(Coordinate annotation records)
* * * * * * * * *
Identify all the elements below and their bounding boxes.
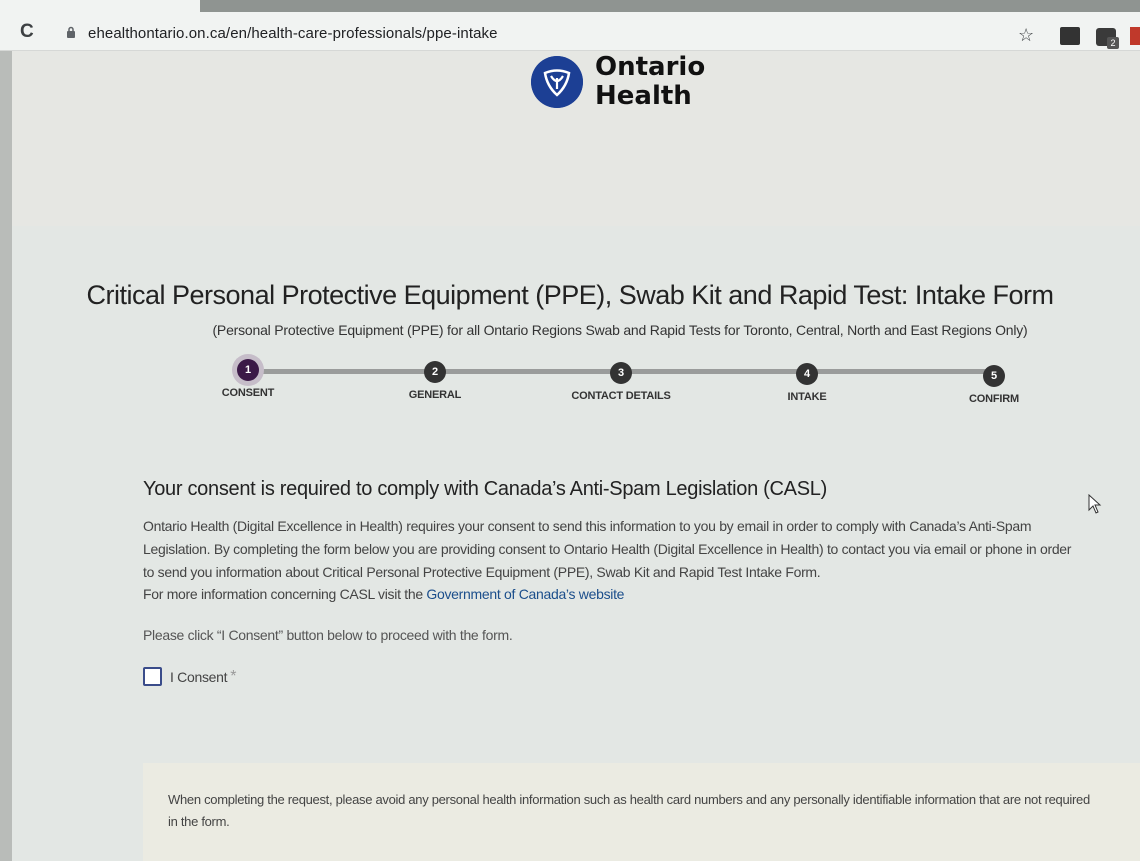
extension-icon[interactable] xyxy=(1060,27,1080,45)
bookmark-star-icon[interactable]: ☆ xyxy=(1018,26,1034,44)
step-confirm[interactable]: 5 CONFIRM xyxy=(934,365,1054,405)
address-bar-url[interactable]: ehealthontario.on.ca/en/health-care-prof… xyxy=(88,25,498,42)
consent-checkbox[interactable] xyxy=(143,667,162,686)
step-intake[interactable]: 4 INTAKE xyxy=(747,363,867,403)
extension-icon[interactable]: 2 xyxy=(1096,28,1119,49)
step-label: CONTACT DETAILS xyxy=(571,390,671,402)
more-info-text: For more information concerning CASL vis… xyxy=(143,586,624,602)
step-label: CONFIRM xyxy=(969,393,1019,405)
reload-icon[interactable]: C xyxy=(20,22,40,42)
step-number: 3 xyxy=(610,362,632,384)
extension-badge: 2 xyxy=(1107,37,1119,49)
browser-toolbar: C ehealthontario.on.ca/en/health-care-pr… xyxy=(0,0,1140,51)
step-number: 4 xyxy=(796,363,818,385)
step-general[interactable]: 2 GENERAL xyxy=(375,361,495,401)
page-subtitle: (Personal Protective Equipment (PPE) for… xyxy=(212,322,1028,338)
privacy-notice: When completing the request, please avoi… xyxy=(168,792,1090,829)
mouse-cursor-icon xyxy=(1088,494,1102,514)
step-number: 1 xyxy=(237,359,259,381)
logo-wordmark[interactable]: Ontario Health xyxy=(595,53,705,111)
consent-checkbox-label[interactable]: I Consent xyxy=(170,669,228,685)
logo-line-2: Health xyxy=(595,81,692,111)
step-consent[interactable]: 1 CONSENT xyxy=(188,359,308,399)
lock-icon[interactable] xyxy=(66,26,76,38)
photo-edge xyxy=(0,0,12,861)
government-website-link[interactable]: Government of Canada’s website xyxy=(426,586,624,602)
consent-body: Ontario Health (Digital Excellence in He… xyxy=(143,518,1072,580)
step-label: CONSENT xyxy=(221,387,275,399)
logo-line-1: Ontario xyxy=(595,52,706,82)
consent-instruction: Please click “I Consent” button below to… xyxy=(143,627,513,643)
step-number: 5 xyxy=(983,365,1005,387)
consent-field[interactable]: I Consent * xyxy=(143,667,236,686)
step-label: GENERAL xyxy=(408,389,462,401)
required-marker: * xyxy=(230,667,237,685)
more-info-prefix: For more information concerning CASL vis… xyxy=(143,586,427,602)
step-number: 2 xyxy=(424,361,446,383)
step-label: INTAKE xyxy=(787,391,827,403)
page-title: Critical Personal Protective Equipment (… xyxy=(86,280,1054,310)
consent-heading: Your consent is required to comply with … xyxy=(143,478,827,500)
step-contact-details[interactable]: 3 CONTACT DETAILS xyxy=(561,362,681,402)
ontario-trillium-logo-icon[interactable] xyxy=(531,56,583,108)
extension-icon[interactable] xyxy=(1130,27,1140,45)
tab-strip xyxy=(200,0,1140,12)
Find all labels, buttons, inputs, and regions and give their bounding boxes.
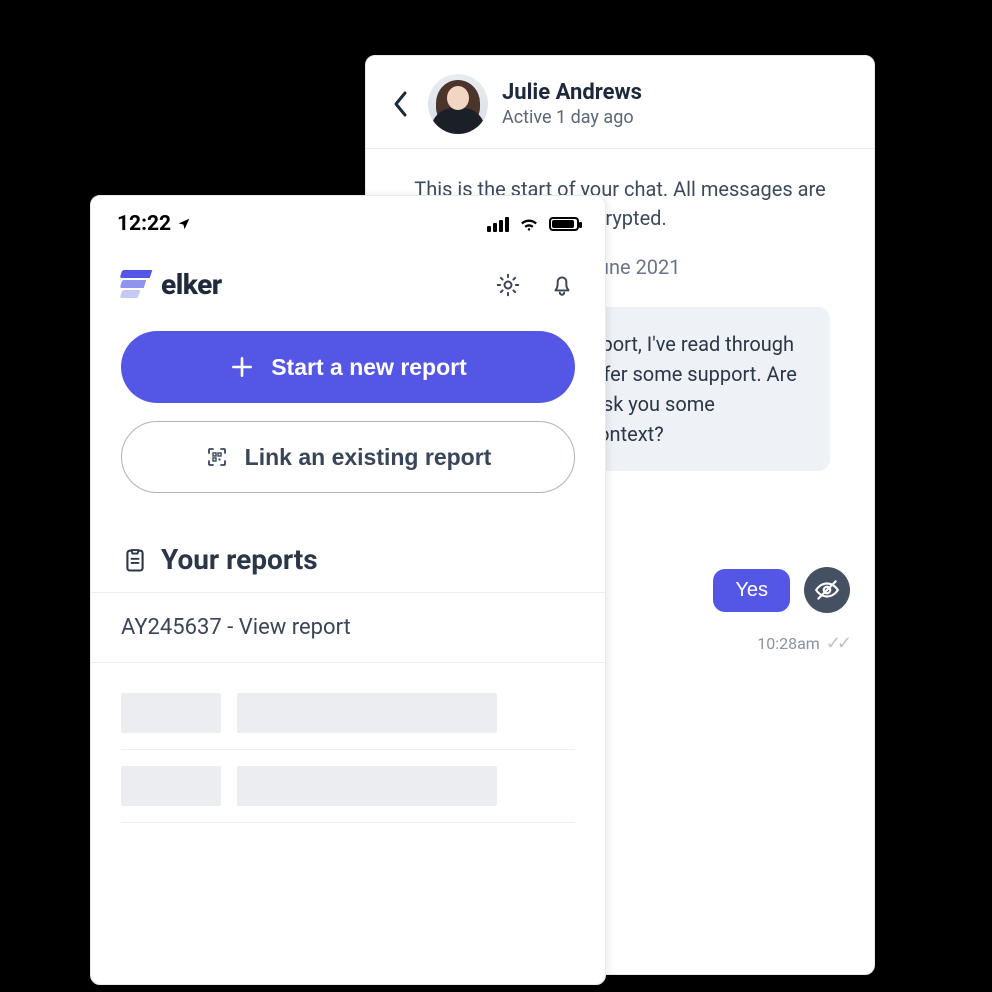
cell-signal-icon [487, 217, 509, 232]
battery-icon [549, 217, 579, 231]
brand-logo[interactable]: elker [121, 268, 222, 301]
back-icon[interactable] [388, 91, 414, 117]
location-arrow-icon [177, 217, 191, 231]
settings-gear-icon[interactable] [495, 272, 521, 298]
read-receipt-icon: ✓✓ [826, 633, 848, 654]
reports-app-window: 12:22 elker [90, 195, 606, 985]
report-list-item[interactable]: AY245637 - View report [91, 592, 605, 663]
report-skeleton-list [91, 663, 605, 837]
report-item-label: AY245637 - View report [121, 615, 351, 640]
plus-icon [229, 354, 255, 380]
skeleton-row [121, 750, 575, 823]
notifications-bell-icon[interactable] [549, 272, 575, 298]
brand-name: elker [161, 268, 222, 301]
avatar[interactable] [428, 74, 488, 134]
statusbar-time: 12:22 [117, 212, 171, 236]
your-reports-title: Your reports [161, 543, 318, 576]
reply-yes-button[interactable]: Yes [713, 569, 790, 612]
start-new-report-button[interactable]: Start a new report [121, 331, 575, 403]
your-reports-header: Your reports [91, 493, 605, 592]
brand-mark-icon [121, 270, 151, 300]
chat-timestamp: 10:28am ✓✓ [757, 633, 848, 654]
chat-time-text: 10:28am [757, 634, 820, 653]
chat-identity: Julie Andrews Active 1 day ago [502, 80, 642, 128]
chat-name: Julie Andrews [502, 80, 642, 105]
chat-header: Julie Andrews Active 1 day ago [366, 56, 874, 149]
clipboard-icon [121, 546, 149, 574]
skeleton-cell [237, 766, 497, 806]
link-existing-report-button[interactable]: Link an existing report [121, 421, 575, 493]
chat-reply-row: Yes [713, 567, 850, 613]
start-new-report-label: Start a new report [271, 354, 467, 381]
primary-actions: Start a new report Link an existing repo… [91, 311, 605, 493]
skeleton-cell [121, 693, 221, 733]
chat-active-status: Active 1 day ago [502, 107, 642, 128]
wifi-icon [519, 216, 539, 232]
anonymity-toggle-icon[interactable] [804, 567, 850, 613]
skeleton-cell [237, 693, 497, 733]
skeleton-cell [121, 766, 221, 806]
skeleton-row [121, 677, 575, 750]
qr-scan-icon [205, 445, 229, 469]
link-existing-report-label: Link an existing report [245, 444, 492, 471]
app-header: elker [91, 246, 605, 311]
phone-statusbar: 12:22 [91, 196, 605, 246]
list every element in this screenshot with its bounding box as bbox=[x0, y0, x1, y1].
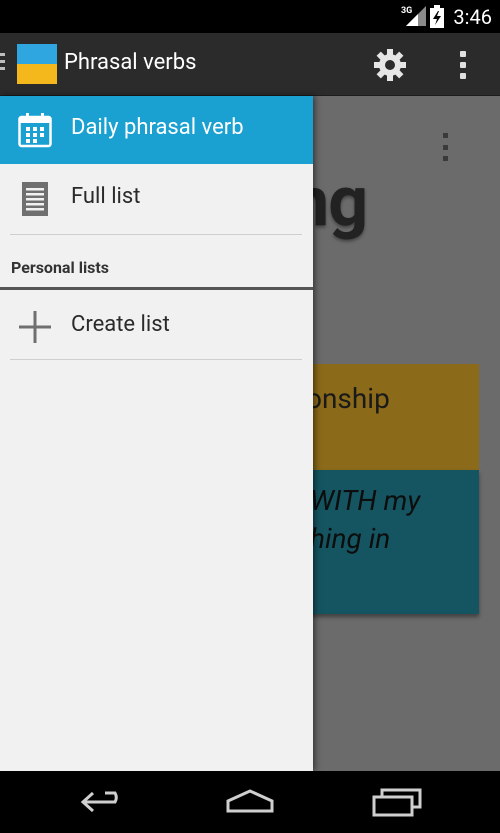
* * * * * * * * *
_WHAT YOU ARE ASKED TO DO_
Please rewrite the stretch of the material from the line containing "extension-icon[interactable] xyxy=(1060,27,1080,45)" through the line containing "step-intake[interactable]: 4 INTAKE", replacing "interactable" with "clickable" and leaving everything else unchanged.

_COMPLETE RESPONSE_
extension-icon[clickable] xyxy=(1060,27,1080,45)
bookmark-star-icon[clickable]: ☆ xyxy=(1018,26,1034,44)
step-confirm[clickable]: 5 CONFIRM xyxy=(934,365,1054,405)
address-bar-url[clickable]: ehealthontario.on.ca/en/health-care-prof… xyxy=(88,25,498,42)
consent-checkbox[clickable] xyxy=(143,667,162,686)
step-intake[clickable]: 4 INTAKE xyxy=(747,363,867,403)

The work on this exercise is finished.